Stored data entries

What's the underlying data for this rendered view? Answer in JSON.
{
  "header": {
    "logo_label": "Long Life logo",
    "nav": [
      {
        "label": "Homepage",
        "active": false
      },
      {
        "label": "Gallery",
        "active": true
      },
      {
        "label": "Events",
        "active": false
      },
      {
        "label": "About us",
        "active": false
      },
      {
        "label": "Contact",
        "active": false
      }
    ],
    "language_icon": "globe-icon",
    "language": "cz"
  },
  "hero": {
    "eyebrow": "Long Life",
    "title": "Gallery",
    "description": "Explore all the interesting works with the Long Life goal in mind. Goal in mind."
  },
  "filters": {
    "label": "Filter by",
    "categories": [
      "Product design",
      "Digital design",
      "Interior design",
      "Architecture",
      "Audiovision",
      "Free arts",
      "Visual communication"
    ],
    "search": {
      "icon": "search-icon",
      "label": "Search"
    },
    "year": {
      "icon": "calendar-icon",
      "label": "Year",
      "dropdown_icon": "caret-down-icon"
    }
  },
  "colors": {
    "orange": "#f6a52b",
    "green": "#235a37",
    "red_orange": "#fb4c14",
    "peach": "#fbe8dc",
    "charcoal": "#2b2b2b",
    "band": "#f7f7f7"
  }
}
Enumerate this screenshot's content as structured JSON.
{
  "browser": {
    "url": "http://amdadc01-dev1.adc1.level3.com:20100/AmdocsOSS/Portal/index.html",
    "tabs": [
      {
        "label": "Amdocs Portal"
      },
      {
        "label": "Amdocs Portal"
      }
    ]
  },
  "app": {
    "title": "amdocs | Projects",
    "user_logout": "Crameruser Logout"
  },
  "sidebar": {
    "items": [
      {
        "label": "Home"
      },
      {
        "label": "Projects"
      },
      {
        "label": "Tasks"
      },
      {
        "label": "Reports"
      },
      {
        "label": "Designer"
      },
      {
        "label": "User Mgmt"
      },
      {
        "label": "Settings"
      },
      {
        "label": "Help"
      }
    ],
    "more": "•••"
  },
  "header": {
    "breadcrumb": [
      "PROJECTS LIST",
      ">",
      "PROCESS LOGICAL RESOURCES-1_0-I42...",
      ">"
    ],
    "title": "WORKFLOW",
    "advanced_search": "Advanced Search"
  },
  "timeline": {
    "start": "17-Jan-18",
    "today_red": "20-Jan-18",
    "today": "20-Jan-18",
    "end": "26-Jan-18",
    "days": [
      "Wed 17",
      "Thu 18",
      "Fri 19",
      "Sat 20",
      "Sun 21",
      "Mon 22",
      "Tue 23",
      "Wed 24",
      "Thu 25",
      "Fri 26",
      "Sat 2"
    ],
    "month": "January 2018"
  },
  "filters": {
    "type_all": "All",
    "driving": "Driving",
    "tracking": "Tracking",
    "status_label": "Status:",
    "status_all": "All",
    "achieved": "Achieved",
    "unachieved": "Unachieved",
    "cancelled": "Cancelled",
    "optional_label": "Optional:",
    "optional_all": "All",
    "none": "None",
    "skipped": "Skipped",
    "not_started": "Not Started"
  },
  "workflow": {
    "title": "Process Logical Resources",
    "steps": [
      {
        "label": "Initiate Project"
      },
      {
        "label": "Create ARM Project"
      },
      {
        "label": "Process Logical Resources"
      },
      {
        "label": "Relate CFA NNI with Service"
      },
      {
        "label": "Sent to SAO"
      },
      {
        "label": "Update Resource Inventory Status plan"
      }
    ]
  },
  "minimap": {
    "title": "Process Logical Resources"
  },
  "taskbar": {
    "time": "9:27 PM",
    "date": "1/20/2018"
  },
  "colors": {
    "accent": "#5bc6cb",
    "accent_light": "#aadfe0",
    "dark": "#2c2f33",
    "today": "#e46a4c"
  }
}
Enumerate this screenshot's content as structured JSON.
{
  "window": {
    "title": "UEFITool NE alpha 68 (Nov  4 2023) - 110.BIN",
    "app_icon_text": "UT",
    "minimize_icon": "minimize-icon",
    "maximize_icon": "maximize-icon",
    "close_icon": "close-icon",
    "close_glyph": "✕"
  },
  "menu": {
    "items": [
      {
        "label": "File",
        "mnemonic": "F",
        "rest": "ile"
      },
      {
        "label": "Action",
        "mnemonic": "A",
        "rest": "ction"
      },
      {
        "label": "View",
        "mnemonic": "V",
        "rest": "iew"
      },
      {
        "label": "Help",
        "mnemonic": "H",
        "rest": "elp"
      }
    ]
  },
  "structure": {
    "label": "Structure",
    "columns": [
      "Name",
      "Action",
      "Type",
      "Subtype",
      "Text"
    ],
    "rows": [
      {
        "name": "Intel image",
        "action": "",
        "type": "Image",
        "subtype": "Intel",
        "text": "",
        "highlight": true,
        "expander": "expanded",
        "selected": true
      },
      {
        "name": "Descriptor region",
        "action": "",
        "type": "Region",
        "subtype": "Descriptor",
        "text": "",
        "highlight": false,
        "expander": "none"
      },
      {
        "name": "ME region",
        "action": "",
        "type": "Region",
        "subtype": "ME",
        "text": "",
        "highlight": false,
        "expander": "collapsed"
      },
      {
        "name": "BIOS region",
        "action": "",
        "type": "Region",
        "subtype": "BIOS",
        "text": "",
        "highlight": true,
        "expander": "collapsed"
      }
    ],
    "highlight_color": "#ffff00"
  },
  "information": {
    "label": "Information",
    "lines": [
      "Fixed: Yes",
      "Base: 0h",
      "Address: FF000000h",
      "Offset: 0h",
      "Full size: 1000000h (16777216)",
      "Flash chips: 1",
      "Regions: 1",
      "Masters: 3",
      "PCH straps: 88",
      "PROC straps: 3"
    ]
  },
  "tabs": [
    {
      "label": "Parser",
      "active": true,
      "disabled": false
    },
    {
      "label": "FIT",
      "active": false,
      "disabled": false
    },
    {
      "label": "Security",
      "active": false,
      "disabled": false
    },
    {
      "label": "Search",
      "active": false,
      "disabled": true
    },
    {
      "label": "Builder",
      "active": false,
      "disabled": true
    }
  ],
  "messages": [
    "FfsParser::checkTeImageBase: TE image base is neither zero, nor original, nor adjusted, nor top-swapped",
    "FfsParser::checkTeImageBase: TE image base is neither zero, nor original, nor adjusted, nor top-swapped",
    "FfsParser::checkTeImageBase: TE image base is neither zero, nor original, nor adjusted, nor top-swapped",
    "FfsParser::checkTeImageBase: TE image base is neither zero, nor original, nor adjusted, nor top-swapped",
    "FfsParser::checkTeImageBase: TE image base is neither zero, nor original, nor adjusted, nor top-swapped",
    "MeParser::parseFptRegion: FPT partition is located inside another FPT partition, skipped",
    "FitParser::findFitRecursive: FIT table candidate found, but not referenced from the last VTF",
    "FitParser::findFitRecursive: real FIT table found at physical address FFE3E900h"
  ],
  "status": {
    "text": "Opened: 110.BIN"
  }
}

_WHAT NEEDS TO BE DONE_
Set down the material above again, word for word.

_RESPONSE TO THIS TASK_
What's the underlying data for this rendered view? Answer in JSON.
{
  "header": {
    "logo_label": "Long Life logo",
    "nav": [
      {
        "label": "Homepage",
        "active": false
      },
      {
        "label": "Gallery",
        "active": true
      },
      {
        "label": "Events",
        "active": false
      },
      {
        "label": "About us",
        "active": false
      },
      {
        "label": "Contact",
        "active": false
      }
    ],
    "language_icon": "globe-icon",
    "language": "cz"
  },
  "hero": {
    "eyebrow": "Long Life",
    "title": "Gallery",
    "description": "Explore all the interesting works with the Long Life goal in mind. Goal in mind."
  },
  "filters": {
    "label": "Filter by",
    "categories": [
      "Product design",
      "Digital design",
      "Interior design",
      "Architecture",
      "Audiovision",
      "Free arts",
      "Visual communication"
    ],
    "search": {
      "icon": "search-icon",
      "label": "Search"
    },
    "year": {
      "icon": "calendar-icon",
      "label": "Year",
      "dropdown_icon": "caret-down-icon"
    }
  },
  "colors": {
    "orange": "#f6a52b",
    "green": "#235a37",
    "red_orange": "#fb4c14",
    "peach": "#fbe8dc",
    "charcoal": "#2b2b2b",
    "band": "#f7f7f7"
  }
}
Enumerate this screenshot's content as structured JSON.
{
  "browser": {
    "url": "http://amdadc01-dev1.adc1.level3.com:20100/AmdocsOSS/Portal/index.html",
    "tabs": [
      {
        "label": "Amdocs Portal"
      },
      {
        "label": "Amdocs Portal"
      }
    ]
  },
  "app": {
    "title": "amdocs | Projects",
    "user_logout": "Crameruser Logout"
  },
  "sidebar": {
    "items": [
      {
        "label": "Home"
      },
      {
        "label": "Projects"
      },
      {
        "label": "Tasks"
      },
      {
        "label": "Reports"
      },
      {
        "label": "Designer"
      },
      {
        "label": "User Mgmt"
      },
      {
        "label": "Settings"
      },
      {
        "label": "Help"
      }
    ],
    "more": "•••"
  },
  "header": {
    "breadcrumb": [
      "PROJECTS LIST",
      ">",
      "PROCESS LOGICAL RESOURCES-1_0-I42...",
      ">"
    ],
    "title": "WORKFLOW",
    "advanced_search": "Advanced Search"
  },
  "timeline": {
    "start": "17-Jan-18",
    "today_red": "20-Jan-18",
    "today": "20-Jan-18",
    "end": "26-Jan-18",
    "days": [
      "Wed 17",
      "Thu 18",
      "Fri 19",
      "Sat 20",
      "Sun 21",
      "Mon 22",
      "Tue 23",
      "Wed 24",
      "Thu 25",
      "Fri 26",
      "Sat 2"
    ],
    "month": "January 2018"
  },
  "filters": {
    "type_all": "All",
    "driving": "Driving",
    "tracking": "Tracking",
    "status_label": "Status:",
    "status_all": "All",
    "achieved": "Achieved",
    "unachieved": "Unachieved",
    "cancelled": "Cancelled",
    "optional_label": "Optional:",
    "optional_all": "All",
    "none": "None",
    "skipped": "Skipped",
    "not_started": "Not Started"
  },
  "workflow": {
    "title": "Process Logical Resources",
    "steps": [
      {
        "label": "Initiate Project"
      },
      {
        "label": "Create ARM Project"
      },
      {
        "label": "Process Logical Resources"
      },
      {
        "label": "Relate CFA NNI with Service"
      },
      {
        "label": "Sent to SAO"
      },
      {
        "label": "Update Resource Inventory Status plan"
      }
    ]
  },
  "minimap": {
    "title": "Process Logical Resources"
  },
  "taskbar": {
    "time": "9:27 PM",
    "date": "1/20/2018"
  },
  "colors": {
    "accent": "#5bc6cb",
    "accent_light": "#aadfe0",
    "dark": "#2c2f33",
    "today": "#e46a4c"
  }
}
Enumerate this screenshot's content as structured JSON.
{
  "window": {
    "title": "UEFITool NE alpha 68 (Nov  4 2023) - 110.BIN",
    "app_icon_text": "UT",
    "minimize_icon": "minimize-icon",
    "maximize_icon": "maximize-icon",
    "close_icon": "close-icon",
    "close_glyph": "✕"
  },
  "menu": {
    "items": [
      {
        "label": "File",
        "mnemonic": "F",
        "rest": "ile"
      },
      {
        "label": "Action",
        "mnemonic": "A",
        "rest": "ction"
      },
      {
        "label": "View",
        "mnemonic": "V",
        "rest": "iew"
      },
      {
        "label": "Help",
        "mnemonic": "H",
        "rest": "elp"
      }
    ]
  },
  "structure": {
    "label": "Structure",
    "columns": [
      "Name",
      "Action",
      "Type",
      "Subtype",
      "Text"
    ],
    "rows": [
      {
        "name": "Intel image",
        "action": "",
        "type": "Image",
        "subtype": "Intel",
        "text": "",
        "highlight": true,
        "expander": "expanded",
        "selected": true
      },
      {
        "name": "Descriptor region",
        "action": "",
        "type": "Region",
        "subtype": "Descriptor",
        "text": "",
        "highlight": false,
        "expander": "none"
      },
      {
        "name": "ME region",
        "action": "",
        "type": "Region",
        "subtype": "ME",
        "text": "",
        "highlight": false,
        "expander": "collapsed"
      },
      {
        "name": "BIOS region",
        "action": "",
        "type": "Region",
        "subtype": "BIOS",
        "text": "",
        "highlight": true,
        "expander": "collapsed"
      }
    ],
    "highlight_color": "#ffff00"
  },
  "information": {
    "label": "Information",
    "lines": [
      "Fixed: Yes",
      "Base: 0h",
      "Address: FF000000h",
      "Offset: 0h",
      "Full size: 1000000h (16777216)",
      "Flash chips: 1",
      "Regions: 1",
      "Masters: 3",
      "PCH straps: 88",
      "PROC straps: 3"
    ]
  },
  "tabs": [
    {
      "label": "Parser",
      "active": true,
      "disabled": false
    },
    {
      "label": "FIT",
      "active": false,
      "disabled": false
    },
    {
      "label": "Security",
      "active": false,
      "disabled": false
    },
    {
      "label": "Search",
      "active": false,
      "disabled": true
    },
    {
      "label": "Builder",
      "active": false,
      "disabled": true
    }
  ],
  "messages": [
    "FfsParser::checkTeImageBase: TE image base is neither zero, nor original, nor adjusted, nor top-swapped",
    "FfsParser::checkTeImageBase: TE image base is neither zero, nor original, nor adjusted, nor top-swapped",
    "FfsParser::checkTeImageBase: TE image base is neither zero, nor original, nor adjusted, nor top-swapped",
    "FfsParser::checkTeImageBase: TE image base is neither zero, nor original, nor adjusted, nor top-swapped",
    "FfsParser::checkTeImageBase: TE image base is neither zero, nor original, nor adjusted, nor top-swapped",
    "MeParser::parseFptRegion: FPT partition is located inside another FPT partition, skipped",
    "FitParser::findFitRecursive: FIT table candidate found, but not referenced from the last VTF",
    "FitParser::findFitRecursive: real FIT table found at physical address FFE3E900h"
  ],
  "status": {
    "text": "Opened: 110.BIN"
  }
}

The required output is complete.